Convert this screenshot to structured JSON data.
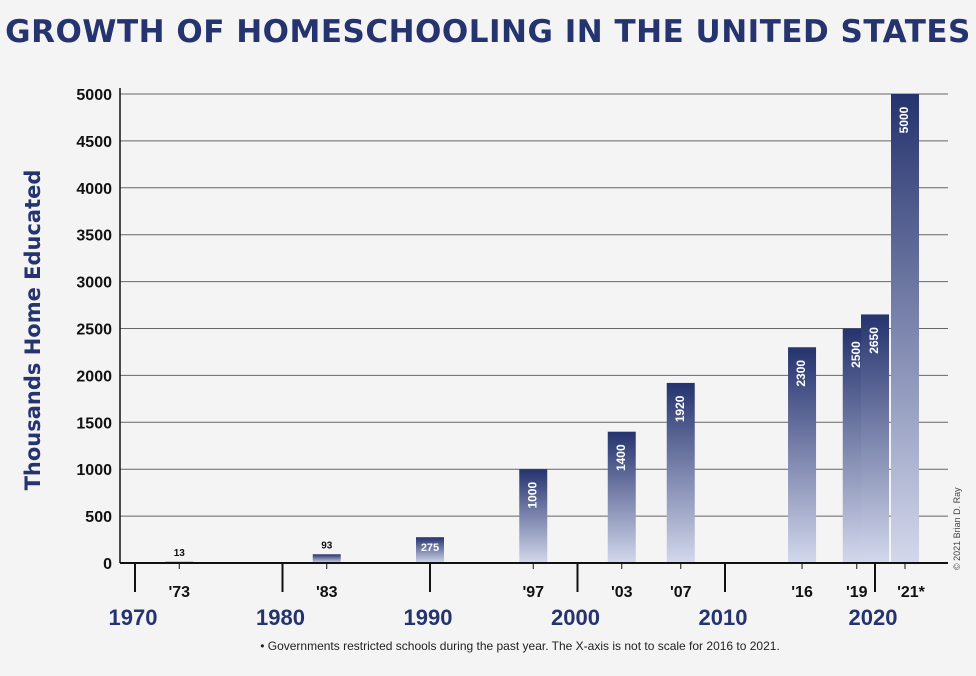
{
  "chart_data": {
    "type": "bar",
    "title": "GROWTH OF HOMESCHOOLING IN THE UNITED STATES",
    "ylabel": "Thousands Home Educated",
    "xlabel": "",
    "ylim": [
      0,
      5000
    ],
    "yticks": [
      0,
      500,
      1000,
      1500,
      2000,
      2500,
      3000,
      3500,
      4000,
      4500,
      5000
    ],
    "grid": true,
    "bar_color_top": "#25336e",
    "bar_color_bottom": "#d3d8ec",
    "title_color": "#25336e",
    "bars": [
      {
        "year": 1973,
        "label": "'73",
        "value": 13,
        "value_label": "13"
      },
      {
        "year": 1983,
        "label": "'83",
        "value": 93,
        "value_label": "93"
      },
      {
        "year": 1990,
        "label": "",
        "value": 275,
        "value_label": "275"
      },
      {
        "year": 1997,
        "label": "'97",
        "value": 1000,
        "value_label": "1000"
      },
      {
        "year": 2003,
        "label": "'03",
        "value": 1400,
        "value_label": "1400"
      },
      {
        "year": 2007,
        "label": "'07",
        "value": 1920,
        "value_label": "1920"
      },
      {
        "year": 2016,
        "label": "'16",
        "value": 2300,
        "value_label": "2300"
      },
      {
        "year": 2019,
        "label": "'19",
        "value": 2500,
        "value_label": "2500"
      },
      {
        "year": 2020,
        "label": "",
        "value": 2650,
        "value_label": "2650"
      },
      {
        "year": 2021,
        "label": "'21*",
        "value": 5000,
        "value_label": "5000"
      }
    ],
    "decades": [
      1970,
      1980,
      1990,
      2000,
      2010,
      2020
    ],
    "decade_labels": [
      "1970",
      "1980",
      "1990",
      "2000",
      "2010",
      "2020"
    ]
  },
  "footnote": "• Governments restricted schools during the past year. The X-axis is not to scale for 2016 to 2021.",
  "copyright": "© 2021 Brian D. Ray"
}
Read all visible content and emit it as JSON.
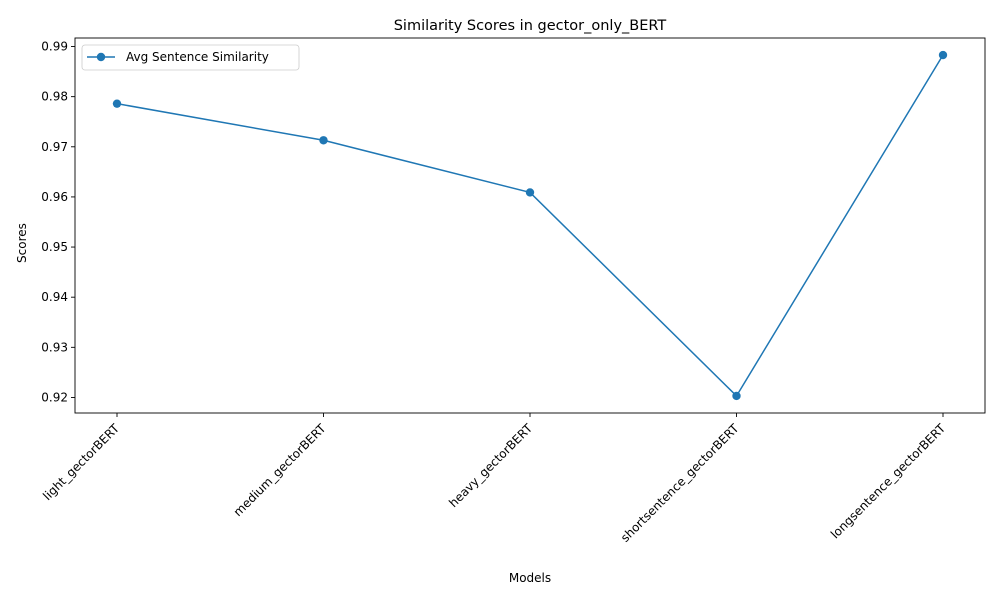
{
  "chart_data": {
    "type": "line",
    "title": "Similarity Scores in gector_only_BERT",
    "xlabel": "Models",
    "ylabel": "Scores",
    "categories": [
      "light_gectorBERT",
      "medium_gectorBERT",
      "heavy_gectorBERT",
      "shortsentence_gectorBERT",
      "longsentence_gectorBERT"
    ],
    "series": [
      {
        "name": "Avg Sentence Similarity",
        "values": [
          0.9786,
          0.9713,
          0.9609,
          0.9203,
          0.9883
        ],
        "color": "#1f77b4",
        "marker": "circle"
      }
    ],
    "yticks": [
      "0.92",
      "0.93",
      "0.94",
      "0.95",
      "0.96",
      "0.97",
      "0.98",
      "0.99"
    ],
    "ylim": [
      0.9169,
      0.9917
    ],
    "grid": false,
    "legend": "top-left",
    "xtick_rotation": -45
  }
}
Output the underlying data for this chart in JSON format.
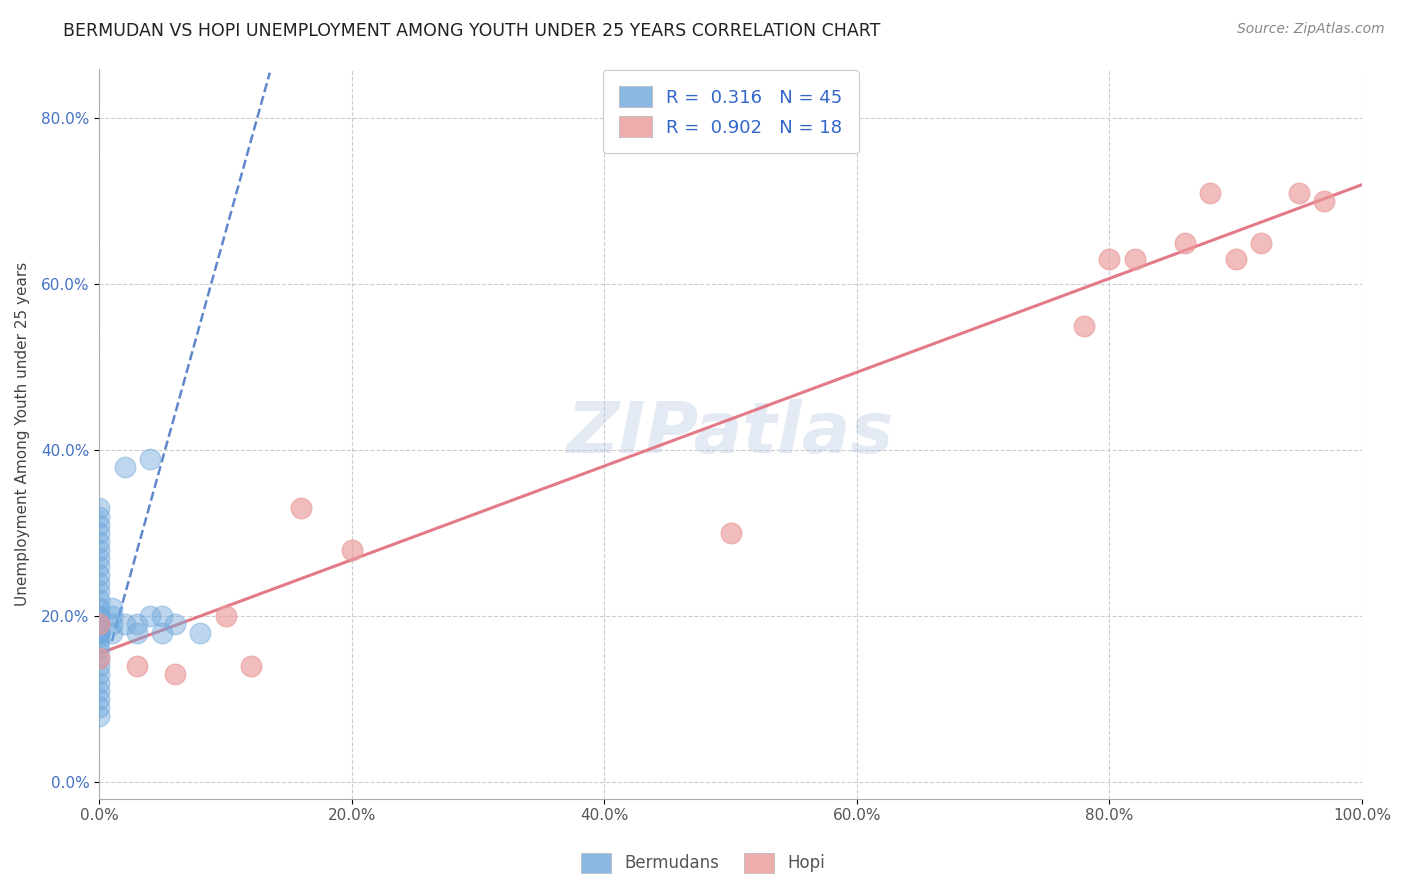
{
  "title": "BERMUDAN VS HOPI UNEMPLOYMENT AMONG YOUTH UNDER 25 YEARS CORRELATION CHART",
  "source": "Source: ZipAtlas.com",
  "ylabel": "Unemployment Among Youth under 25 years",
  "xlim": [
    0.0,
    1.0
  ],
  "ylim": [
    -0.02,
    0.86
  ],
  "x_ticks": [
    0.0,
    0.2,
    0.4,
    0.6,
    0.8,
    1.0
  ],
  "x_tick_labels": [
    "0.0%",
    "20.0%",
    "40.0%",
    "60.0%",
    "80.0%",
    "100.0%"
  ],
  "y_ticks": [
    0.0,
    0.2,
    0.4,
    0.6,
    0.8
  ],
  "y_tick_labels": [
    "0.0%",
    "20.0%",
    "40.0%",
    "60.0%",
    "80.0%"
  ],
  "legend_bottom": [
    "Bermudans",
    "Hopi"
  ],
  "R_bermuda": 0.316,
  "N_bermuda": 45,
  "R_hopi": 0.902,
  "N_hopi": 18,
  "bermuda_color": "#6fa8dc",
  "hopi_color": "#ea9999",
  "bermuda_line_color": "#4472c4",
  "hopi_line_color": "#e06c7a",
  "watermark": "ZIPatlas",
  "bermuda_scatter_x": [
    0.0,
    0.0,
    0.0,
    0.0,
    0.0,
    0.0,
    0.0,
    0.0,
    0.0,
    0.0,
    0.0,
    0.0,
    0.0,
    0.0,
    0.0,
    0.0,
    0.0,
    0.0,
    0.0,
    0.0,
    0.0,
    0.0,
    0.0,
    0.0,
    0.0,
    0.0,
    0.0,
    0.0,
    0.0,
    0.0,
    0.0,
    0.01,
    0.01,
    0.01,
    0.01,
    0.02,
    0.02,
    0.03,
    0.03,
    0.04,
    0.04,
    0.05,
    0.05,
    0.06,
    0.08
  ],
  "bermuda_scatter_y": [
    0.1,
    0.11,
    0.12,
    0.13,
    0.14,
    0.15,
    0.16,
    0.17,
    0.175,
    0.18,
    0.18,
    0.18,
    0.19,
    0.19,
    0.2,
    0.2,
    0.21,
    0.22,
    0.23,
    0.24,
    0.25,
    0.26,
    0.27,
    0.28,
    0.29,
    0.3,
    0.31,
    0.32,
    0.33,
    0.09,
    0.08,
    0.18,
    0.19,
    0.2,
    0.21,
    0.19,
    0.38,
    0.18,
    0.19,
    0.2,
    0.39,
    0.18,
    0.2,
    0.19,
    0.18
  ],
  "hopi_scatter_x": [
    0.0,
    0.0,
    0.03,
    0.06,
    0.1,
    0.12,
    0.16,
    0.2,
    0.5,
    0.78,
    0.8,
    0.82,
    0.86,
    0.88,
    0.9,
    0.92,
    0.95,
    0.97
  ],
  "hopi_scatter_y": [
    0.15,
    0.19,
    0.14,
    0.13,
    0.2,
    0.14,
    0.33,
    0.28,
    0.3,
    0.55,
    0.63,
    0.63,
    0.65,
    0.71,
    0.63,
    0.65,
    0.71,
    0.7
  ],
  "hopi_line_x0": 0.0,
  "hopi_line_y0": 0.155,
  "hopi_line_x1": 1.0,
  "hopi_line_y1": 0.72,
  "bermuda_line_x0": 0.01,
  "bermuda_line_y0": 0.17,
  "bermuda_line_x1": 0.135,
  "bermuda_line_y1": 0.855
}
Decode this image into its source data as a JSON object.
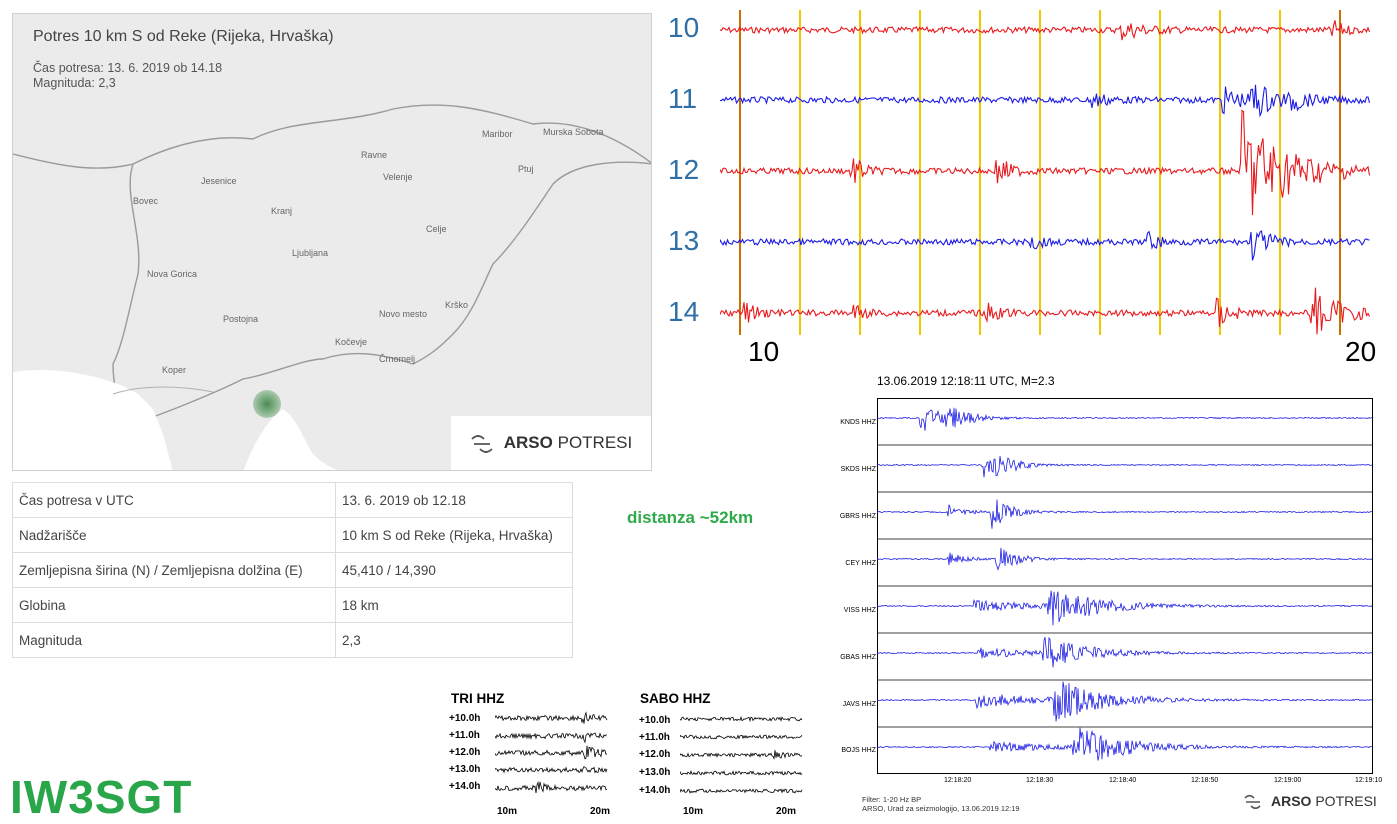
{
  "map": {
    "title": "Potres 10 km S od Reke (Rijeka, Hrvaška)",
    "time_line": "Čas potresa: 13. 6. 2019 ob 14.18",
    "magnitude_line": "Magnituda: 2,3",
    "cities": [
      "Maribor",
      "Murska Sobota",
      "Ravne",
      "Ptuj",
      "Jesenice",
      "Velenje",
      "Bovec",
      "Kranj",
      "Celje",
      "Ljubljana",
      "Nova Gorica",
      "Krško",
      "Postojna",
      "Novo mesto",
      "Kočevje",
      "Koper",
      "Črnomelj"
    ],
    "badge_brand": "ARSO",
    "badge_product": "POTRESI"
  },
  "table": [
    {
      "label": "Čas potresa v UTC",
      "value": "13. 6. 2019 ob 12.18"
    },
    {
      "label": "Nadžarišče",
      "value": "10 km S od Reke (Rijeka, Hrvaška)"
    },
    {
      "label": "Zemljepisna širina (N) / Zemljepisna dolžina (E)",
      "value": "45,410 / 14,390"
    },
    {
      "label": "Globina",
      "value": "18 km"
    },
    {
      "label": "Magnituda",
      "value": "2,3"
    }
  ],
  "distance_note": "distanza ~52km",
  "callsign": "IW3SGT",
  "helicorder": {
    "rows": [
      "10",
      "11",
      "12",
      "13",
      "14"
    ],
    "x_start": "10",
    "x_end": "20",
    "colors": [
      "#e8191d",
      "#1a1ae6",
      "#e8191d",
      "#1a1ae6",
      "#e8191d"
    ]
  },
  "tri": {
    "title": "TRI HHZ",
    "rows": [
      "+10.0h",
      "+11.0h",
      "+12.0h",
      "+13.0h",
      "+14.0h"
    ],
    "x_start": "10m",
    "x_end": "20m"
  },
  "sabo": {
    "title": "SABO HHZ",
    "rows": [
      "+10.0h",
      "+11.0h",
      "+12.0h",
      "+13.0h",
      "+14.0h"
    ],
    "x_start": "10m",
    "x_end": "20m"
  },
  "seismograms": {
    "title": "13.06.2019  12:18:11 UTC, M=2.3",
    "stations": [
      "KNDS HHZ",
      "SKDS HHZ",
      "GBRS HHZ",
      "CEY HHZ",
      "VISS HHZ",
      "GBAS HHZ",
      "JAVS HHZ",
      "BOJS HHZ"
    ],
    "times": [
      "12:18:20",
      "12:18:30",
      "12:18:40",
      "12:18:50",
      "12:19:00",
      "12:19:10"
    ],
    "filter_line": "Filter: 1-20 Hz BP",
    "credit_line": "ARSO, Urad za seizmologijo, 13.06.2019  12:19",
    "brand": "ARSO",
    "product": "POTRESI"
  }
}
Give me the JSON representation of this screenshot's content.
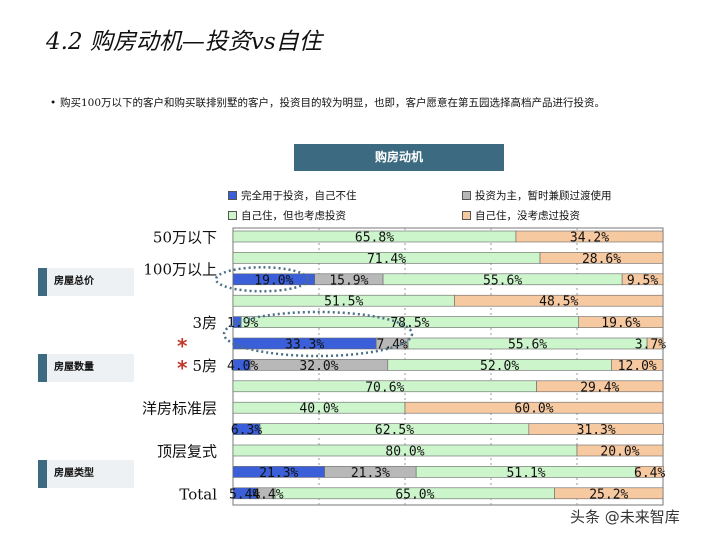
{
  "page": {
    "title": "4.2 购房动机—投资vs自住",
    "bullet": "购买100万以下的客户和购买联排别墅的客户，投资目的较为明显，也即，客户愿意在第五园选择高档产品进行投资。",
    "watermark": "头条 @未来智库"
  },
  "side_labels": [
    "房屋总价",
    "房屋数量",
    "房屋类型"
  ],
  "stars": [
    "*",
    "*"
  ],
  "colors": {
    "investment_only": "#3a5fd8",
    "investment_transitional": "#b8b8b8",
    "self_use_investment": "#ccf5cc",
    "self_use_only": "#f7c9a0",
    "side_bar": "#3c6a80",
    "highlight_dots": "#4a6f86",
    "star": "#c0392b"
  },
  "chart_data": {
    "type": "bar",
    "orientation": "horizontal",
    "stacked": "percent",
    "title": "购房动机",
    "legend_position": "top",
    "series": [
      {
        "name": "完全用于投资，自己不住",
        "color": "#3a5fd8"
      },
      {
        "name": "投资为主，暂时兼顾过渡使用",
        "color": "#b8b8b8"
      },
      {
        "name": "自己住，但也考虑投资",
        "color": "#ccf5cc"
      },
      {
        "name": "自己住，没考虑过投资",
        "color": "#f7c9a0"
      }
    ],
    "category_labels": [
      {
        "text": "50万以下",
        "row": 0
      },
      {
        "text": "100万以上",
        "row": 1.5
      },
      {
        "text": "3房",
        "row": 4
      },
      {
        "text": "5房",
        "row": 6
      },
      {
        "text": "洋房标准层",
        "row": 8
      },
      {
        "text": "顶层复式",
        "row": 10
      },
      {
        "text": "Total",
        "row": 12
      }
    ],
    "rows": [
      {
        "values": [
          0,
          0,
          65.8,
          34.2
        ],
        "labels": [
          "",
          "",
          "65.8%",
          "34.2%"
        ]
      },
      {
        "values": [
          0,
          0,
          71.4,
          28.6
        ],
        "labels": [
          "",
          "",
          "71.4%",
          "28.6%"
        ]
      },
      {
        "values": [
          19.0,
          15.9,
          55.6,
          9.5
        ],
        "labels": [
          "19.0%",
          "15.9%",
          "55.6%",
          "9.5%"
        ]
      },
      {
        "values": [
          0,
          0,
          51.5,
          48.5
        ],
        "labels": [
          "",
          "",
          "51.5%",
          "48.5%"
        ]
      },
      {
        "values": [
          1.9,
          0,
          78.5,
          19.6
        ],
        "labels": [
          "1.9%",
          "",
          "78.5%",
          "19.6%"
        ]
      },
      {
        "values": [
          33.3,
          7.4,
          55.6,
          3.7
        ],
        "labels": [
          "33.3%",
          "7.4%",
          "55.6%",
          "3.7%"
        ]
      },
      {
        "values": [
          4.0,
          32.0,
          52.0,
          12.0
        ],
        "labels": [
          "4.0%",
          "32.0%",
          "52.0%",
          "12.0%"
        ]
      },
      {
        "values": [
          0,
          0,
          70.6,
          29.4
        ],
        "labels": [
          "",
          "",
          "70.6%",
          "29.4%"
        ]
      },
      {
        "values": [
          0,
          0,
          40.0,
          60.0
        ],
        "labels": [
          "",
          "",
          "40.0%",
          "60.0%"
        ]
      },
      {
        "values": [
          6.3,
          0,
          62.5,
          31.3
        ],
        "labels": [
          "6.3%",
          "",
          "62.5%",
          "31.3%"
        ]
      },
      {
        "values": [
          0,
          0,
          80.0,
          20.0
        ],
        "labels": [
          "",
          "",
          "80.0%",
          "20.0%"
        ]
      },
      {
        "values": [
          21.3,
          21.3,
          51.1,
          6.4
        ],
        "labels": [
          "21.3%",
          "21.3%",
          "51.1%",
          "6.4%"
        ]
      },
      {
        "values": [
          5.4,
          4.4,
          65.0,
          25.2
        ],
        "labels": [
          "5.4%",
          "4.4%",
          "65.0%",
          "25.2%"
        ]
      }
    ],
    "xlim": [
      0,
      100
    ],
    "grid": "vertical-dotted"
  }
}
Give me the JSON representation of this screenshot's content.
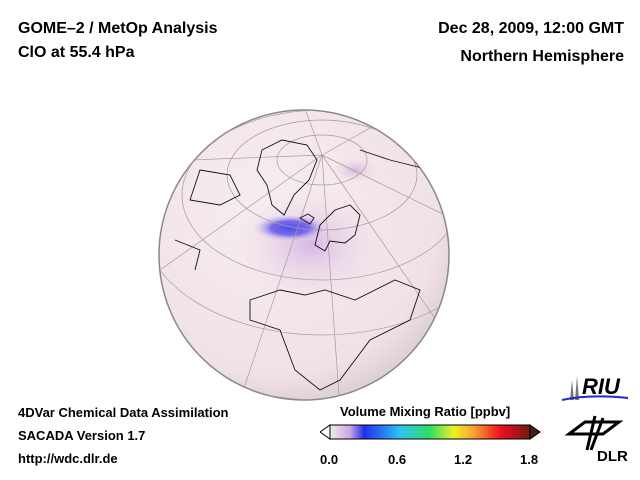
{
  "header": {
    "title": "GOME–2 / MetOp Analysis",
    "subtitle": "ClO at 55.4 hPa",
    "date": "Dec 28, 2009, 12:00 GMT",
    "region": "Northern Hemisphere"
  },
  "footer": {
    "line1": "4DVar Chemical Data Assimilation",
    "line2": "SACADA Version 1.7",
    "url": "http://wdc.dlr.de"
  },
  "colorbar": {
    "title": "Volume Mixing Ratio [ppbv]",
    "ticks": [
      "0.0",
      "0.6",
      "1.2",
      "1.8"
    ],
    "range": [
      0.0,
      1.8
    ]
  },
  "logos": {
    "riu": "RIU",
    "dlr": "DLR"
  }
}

## Short problem
Pick out each line in the material containing "this".

## Solution to the problem
Convert this screenshot to structured JSON data.
Output the underlying data for this chart in JSON format.
Decode this image into its source data as a JSON object.
Give me the JSON representation of this screenshot's content.
Give me the JSON representation of this screenshot's content.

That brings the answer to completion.